Figure record listings:

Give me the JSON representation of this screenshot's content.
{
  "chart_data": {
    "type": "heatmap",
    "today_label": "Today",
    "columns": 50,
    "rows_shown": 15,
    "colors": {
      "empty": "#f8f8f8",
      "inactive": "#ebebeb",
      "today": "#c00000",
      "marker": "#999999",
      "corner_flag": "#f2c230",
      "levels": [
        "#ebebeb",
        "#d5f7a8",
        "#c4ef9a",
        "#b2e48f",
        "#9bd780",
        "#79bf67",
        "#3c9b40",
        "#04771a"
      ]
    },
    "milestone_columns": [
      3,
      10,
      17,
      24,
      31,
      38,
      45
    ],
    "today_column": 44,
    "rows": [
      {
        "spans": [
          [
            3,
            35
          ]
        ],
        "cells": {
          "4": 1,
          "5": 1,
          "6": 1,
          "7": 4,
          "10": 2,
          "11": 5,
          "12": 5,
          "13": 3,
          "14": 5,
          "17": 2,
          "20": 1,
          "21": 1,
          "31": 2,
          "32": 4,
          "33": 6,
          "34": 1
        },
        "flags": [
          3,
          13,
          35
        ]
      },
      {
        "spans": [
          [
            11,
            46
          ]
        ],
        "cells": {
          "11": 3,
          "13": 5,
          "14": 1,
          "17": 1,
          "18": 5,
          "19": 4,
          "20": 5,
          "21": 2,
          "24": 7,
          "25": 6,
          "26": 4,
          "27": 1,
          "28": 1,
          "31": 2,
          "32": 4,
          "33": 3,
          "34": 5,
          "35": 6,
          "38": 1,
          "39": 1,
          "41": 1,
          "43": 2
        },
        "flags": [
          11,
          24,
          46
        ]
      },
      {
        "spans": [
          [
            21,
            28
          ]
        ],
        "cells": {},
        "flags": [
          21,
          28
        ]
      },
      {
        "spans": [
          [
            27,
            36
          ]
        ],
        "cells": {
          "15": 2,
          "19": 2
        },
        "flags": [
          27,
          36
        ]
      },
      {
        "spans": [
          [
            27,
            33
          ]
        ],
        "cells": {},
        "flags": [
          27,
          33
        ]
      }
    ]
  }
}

▸ Instructions for the task: Reproduce the full listing above, character for character.

▸ Exercise result:
Give me the JSON representation of this screenshot's content.
{
  "chart_data": {
    "type": "heatmap",
    "today_label": "Today",
    "columns": 50,
    "rows_shown": 15,
    "colors": {
      "empty": "#f8f8f8",
      "inactive": "#ebebeb",
      "today": "#c00000",
      "marker": "#999999",
      "corner_flag": "#f2c230",
      "levels": [
        "#ebebeb",
        "#d5f7a8",
        "#c4ef9a",
        "#b2e48f",
        "#9bd780",
        "#79bf67",
        "#3c9b40",
        "#04771a"
      ]
    },
    "milestone_columns": [
      3,
      10,
      17,
      24,
      31,
      38,
      45
    ],
    "today_column": 44,
    "rows": [
      {
        "spans": [
          [
            3,
            35
          ]
        ],
        "cells": {
          "4": 1,
          "5": 1,
          "6": 1,
          "7": 4,
          "10": 2,
          "11": 5,
          "12": 5,
          "13": 3,
          "14": 5,
          "17": 2,
          "20": 1,
          "21": 1,
          "31": 2,
          "32": 4,
          "33": 6,
          "34": 1
        },
        "flags": [
          3,
          13,
          35
        ]
      },
      {
        "spans": [
          [
            11,
            46
          ]
        ],
        "cells": {
          "11": 3,
          "13": 5,
          "14": 1,
          "17": 1,
          "18": 5,
          "19": 4,
          "20": 5,
          "21": 2,
          "24": 7,
          "25": 6,
          "26": 4,
          "27": 1,
          "28": 1,
          "31": 2,
          "32": 4,
          "33": 3,
          "34": 5,
          "35": 6,
          "38": 1,
          "39": 1,
          "41": 1,
          "43": 2
        },
        "flags": [
          11,
          24,
          46
        ]
      },
      {
        "spans": [
          [
            21,
            28
          ]
        ],
        "cells": {},
        "flags": [
          21,
          28
        ]
      },
      {
        "spans": [
          [
            27,
            36
          ]
        ],
        "cells": {
          "15": 2,
          "19": 2
        },
        "flags": [
          27,
          36
        ]
      },
      {
        "spans": [
          [
            27,
            33
          ]
        ],
        "cells": {},
        "flags": [
          27,
          33
        ]
      }
    ]
  }
}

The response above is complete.